Records that describe figures:
-------------------------
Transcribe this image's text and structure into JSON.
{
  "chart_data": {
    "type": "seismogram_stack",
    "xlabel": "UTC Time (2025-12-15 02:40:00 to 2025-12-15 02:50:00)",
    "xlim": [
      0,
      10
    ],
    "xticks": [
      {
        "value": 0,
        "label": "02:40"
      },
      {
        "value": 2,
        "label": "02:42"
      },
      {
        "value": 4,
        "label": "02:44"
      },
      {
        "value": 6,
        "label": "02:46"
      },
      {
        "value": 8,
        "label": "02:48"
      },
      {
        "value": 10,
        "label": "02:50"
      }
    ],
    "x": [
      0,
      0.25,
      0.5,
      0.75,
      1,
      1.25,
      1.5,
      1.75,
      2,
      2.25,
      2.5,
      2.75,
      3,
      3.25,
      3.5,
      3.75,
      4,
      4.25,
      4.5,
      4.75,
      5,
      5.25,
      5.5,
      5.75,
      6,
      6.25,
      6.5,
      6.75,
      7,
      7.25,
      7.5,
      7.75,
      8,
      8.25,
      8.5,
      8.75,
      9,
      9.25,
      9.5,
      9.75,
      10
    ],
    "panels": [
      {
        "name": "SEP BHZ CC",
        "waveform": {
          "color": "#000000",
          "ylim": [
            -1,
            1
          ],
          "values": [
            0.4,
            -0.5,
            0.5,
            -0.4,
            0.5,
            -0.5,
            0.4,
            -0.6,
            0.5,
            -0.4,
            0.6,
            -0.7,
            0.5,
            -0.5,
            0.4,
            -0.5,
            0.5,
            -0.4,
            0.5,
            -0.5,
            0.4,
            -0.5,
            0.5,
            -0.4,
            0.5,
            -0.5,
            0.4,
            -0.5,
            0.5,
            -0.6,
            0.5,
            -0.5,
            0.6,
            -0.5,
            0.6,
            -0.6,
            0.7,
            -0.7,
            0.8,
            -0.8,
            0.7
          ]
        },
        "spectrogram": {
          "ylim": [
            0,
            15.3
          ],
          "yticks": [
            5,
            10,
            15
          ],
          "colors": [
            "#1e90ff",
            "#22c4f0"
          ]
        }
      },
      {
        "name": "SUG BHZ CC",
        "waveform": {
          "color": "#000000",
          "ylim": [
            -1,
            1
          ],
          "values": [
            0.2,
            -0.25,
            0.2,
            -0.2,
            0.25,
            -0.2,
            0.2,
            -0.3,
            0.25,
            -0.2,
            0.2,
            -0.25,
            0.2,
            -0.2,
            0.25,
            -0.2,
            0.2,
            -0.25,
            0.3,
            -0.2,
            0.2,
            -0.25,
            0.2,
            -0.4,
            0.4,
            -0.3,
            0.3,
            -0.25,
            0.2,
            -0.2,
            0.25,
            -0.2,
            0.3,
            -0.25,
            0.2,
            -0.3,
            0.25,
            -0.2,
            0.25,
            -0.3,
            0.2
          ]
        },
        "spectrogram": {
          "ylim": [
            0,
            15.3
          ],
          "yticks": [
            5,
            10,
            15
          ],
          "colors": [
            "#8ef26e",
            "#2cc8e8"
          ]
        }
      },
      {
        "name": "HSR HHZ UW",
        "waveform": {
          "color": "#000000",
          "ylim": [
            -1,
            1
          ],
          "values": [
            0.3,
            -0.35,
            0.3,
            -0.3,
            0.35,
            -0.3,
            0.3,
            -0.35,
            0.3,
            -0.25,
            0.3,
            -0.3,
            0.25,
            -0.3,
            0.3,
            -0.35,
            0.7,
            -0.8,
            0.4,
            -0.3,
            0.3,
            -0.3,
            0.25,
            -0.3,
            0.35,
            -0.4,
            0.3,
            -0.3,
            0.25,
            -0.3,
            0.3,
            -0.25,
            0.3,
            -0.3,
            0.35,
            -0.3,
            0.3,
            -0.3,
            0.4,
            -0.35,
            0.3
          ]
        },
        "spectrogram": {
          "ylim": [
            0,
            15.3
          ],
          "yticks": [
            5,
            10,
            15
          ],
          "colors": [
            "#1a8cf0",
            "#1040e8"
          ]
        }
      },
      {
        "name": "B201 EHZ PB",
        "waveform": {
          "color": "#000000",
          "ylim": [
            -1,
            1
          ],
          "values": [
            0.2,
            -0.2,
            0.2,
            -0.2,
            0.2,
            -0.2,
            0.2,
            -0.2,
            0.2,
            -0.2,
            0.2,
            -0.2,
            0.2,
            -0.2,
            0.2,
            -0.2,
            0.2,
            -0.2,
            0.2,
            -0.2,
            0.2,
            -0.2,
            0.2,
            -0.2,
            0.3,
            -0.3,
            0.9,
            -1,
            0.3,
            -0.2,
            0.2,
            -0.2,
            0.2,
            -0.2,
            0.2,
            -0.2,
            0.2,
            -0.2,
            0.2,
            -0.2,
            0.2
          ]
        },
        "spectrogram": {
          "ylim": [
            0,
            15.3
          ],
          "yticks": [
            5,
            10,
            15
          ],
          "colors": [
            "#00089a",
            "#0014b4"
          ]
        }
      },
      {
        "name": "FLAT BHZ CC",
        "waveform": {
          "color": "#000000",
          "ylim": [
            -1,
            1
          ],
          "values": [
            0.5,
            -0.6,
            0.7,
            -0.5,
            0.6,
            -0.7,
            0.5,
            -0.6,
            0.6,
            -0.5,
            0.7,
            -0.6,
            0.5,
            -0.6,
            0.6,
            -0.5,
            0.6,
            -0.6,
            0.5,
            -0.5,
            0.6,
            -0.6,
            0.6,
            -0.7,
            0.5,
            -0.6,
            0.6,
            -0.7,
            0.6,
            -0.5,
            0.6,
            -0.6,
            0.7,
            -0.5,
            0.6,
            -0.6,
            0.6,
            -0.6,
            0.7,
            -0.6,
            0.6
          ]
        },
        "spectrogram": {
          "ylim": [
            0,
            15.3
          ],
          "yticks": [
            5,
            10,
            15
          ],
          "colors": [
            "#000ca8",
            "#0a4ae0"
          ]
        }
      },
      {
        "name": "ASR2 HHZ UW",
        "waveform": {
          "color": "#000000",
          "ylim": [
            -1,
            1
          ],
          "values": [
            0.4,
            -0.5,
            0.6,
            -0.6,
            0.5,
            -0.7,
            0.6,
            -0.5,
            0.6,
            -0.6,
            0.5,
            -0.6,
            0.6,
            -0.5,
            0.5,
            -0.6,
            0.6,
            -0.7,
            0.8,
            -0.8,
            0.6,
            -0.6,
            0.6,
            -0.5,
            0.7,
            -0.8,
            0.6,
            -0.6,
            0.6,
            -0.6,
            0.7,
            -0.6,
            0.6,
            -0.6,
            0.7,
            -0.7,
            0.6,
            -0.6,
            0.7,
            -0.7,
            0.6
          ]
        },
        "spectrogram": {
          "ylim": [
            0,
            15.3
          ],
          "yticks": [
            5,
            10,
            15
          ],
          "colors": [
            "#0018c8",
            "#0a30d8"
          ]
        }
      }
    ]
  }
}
-------------------------
WHAT IS ASKED: Give back each line above precisely as it stands.

WRITTEN ANSWER:
Transcribe this image's text and structure into JSON.
{
  "chart_data": {
    "type": "seismogram_stack",
    "xlabel": "UTC Time (2025-12-15 02:40:00 to 2025-12-15 02:50:00)",
    "xlim": [
      0,
      10
    ],
    "xticks": [
      {
        "value": 0,
        "label": "02:40"
      },
      {
        "value": 2,
        "label": "02:42"
      },
      {
        "value": 4,
        "label": "02:44"
      },
      {
        "value": 6,
        "label": "02:46"
      },
      {
        "value": 8,
        "label": "02:48"
      },
      {
        "value": 10,
        "label": "02:50"
      }
    ],
    "x": [
      0,
      0.25,
      0.5,
      0.75,
      1,
      1.25,
      1.5,
      1.75,
      2,
      2.25,
      2.5,
      2.75,
      3,
      3.25,
      3.5,
      3.75,
      4,
      4.25,
      4.5,
      4.75,
      5,
      5.25,
      5.5,
      5.75,
      6,
      6.25,
      6.5,
      6.75,
      7,
      7.25,
      7.5,
      7.75,
      8,
      8.25,
      8.5,
      8.75,
      9,
      9.25,
      9.5,
      9.75,
      10
    ],
    "panels": [
      {
        "name": "SEP BHZ CC",
        "waveform": {
          "color": "#000000",
          "ylim": [
            -1,
            1
          ],
          "values": [
            0.4,
            -0.5,
            0.5,
            -0.4,
            0.5,
            -0.5,
            0.4,
            -0.6,
            0.5,
            -0.4,
            0.6,
            -0.7,
            0.5,
            -0.5,
            0.4,
            -0.5,
            0.5,
            -0.4,
            0.5,
            -0.5,
            0.4,
            -0.5,
            0.5,
            -0.4,
            0.5,
            -0.5,
            0.4,
            -0.5,
            0.5,
            -0.6,
            0.5,
            -0.5,
            0.6,
            -0.5,
            0.6,
            -0.6,
            0.7,
            -0.7,
            0.8,
            -0.8,
            0.7
          ]
        },
        "spectrogram": {
          "ylim": [
            0,
            15.3
          ],
          "yticks": [
            5,
            10,
            15
          ],
          "colors": [
            "#1e90ff",
            "#22c4f0"
          ]
        }
      },
      {
        "name": "SUG BHZ CC",
        "waveform": {
          "color": "#000000",
          "ylim": [
            -1,
            1
          ],
          "values": [
            0.2,
            -0.25,
            0.2,
            -0.2,
            0.25,
            -0.2,
            0.2,
            -0.3,
            0.25,
            -0.2,
            0.2,
            -0.25,
            0.2,
            -0.2,
            0.25,
            -0.2,
            0.2,
            -0.25,
            0.3,
            -0.2,
            0.2,
            -0.25,
            0.2,
            -0.4,
            0.4,
            -0.3,
            0.3,
            -0.25,
            0.2,
            -0.2,
            0.25,
            -0.2,
            0.3,
            -0.25,
            0.2,
            -0.3,
            0.25,
            -0.2,
            0.25,
            -0.3,
            0.2
          ]
        },
        "spectrogram": {
          "ylim": [
            0,
            15.3
          ],
          "yticks": [
            5,
            10,
            15
          ],
          "colors": [
            "#8ef26e",
            "#2cc8e8"
          ]
        }
      },
      {
        "name": "HSR HHZ UW",
        "waveform": {
          "color": "#000000",
          "ylim": [
            -1,
            1
          ],
          "values": [
            0.3,
            -0.35,
            0.3,
            -0.3,
            0.35,
            -0.3,
            0.3,
            -0.35,
            0.3,
            -0.25,
            0.3,
            -0.3,
            0.25,
            -0.3,
            0.3,
            -0.35,
            0.7,
            -0.8,
            0.4,
            -0.3,
            0.3,
            -0.3,
            0.25,
            -0.3,
            0.35,
            -0.4,
            0.3,
            -0.3,
            0.25,
            -0.3,
            0.3,
            -0.25,
            0.3,
            -0.3,
            0.35,
            -0.3,
            0.3,
            -0.3,
            0.4,
            -0.35,
            0.3
          ]
        },
        "spectrogram": {
          "ylim": [
            0,
            15.3
          ],
          "yticks": [
            5,
            10,
            15
          ],
          "colors": [
            "#1a8cf0",
            "#1040e8"
          ]
        }
      },
      {
        "name": "B201 EHZ PB",
        "waveform": {
          "color": "#000000",
          "ylim": [
            -1,
            1
          ],
          "values": [
            0.2,
            -0.2,
            0.2,
            -0.2,
            0.2,
            -0.2,
            0.2,
            -0.2,
            0.2,
            -0.2,
            0.2,
            -0.2,
            0.2,
            -0.2,
            0.2,
            -0.2,
            0.2,
            -0.2,
            0.2,
            -0.2,
            0.2,
            -0.2,
            0.2,
            -0.2,
            0.3,
            -0.3,
            0.9,
            -1,
            0.3,
            -0.2,
            0.2,
            -0.2,
            0.2,
            -0.2,
            0.2,
            -0.2,
            0.2,
            -0.2,
            0.2,
            -0.2,
            0.2
          ]
        },
        "spectrogram": {
          "ylim": [
            0,
            15.3
          ],
          "yticks": [
            5,
            10,
            15
          ],
          "colors": [
            "#00089a",
            "#0014b4"
          ]
        }
      },
      {
        "name": "FLAT BHZ CC",
        "waveform": {
          "color": "#000000",
          "ylim": [
            -1,
            1
          ],
          "values": [
            0.5,
            -0.6,
            0.7,
            -0.5,
            0.6,
            -0.7,
            0.5,
            -0.6,
            0.6,
            -0.5,
            0.7,
            -0.6,
            0.5,
            -0.6,
            0.6,
            -0.5,
            0.6,
            -0.6,
            0.5,
            -0.5,
            0.6,
            -0.6,
            0.6,
            -0.7,
            0.5,
            -0.6,
            0.6,
            -0.7,
            0.6,
            -0.5,
            0.6,
            -0.6,
            0.7,
            -0.5,
            0.6,
            -0.6,
            0.6,
            -0.6,
            0.7,
            -0.6,
            0.6
          ]
        },
        "spectrogram": {
          "ylim": [
            0,
            15.3
          ],
          "yticks": [
            5,
            10,
            15
          ],
          "colors": [
            "#000ca8",
            "#0a4ae0"
          ]
        }
      },
      {
        "name": "ASR2 HHZ UW",
        "waveform": {
          "color": "#000000",
          "ylim": [
            -1,
            1
          ],
          "values": [
            0.4,
            -0.5,
            0.6,
            -0.6,
            0.5,
            -0.7,
            0.6,
            -0.5,
            0.6,
            -0.6,
            0.5,
            -0.6,
            0.6,
            -0.5,
            0.5,
            -0.6,
            0.6,
            -0.7,
            0.8,
            -0.8,
            0.6,
            -0.6,
            0.6,
            -0.5,
            0.7,
            -0.8,
            0.6,
            -0.6,
            0.6,
            -0.6,
            0.7,
            -0.6,
            0.6,
            -0.6,
            0.7,
            -0.7,
            0.6,
            -0.6,
            0.7,
            -0.7,
            0.6
          ]
        },
        "spectrogram": {
          "ylim": [
            0,
            15.3
          ],
          "yticks": [
            5,
            10,
            15
          ],
          "colors": [
            "#0018c8",
            "#0a30d8"
          ]
        }
      }
    ]
  }
}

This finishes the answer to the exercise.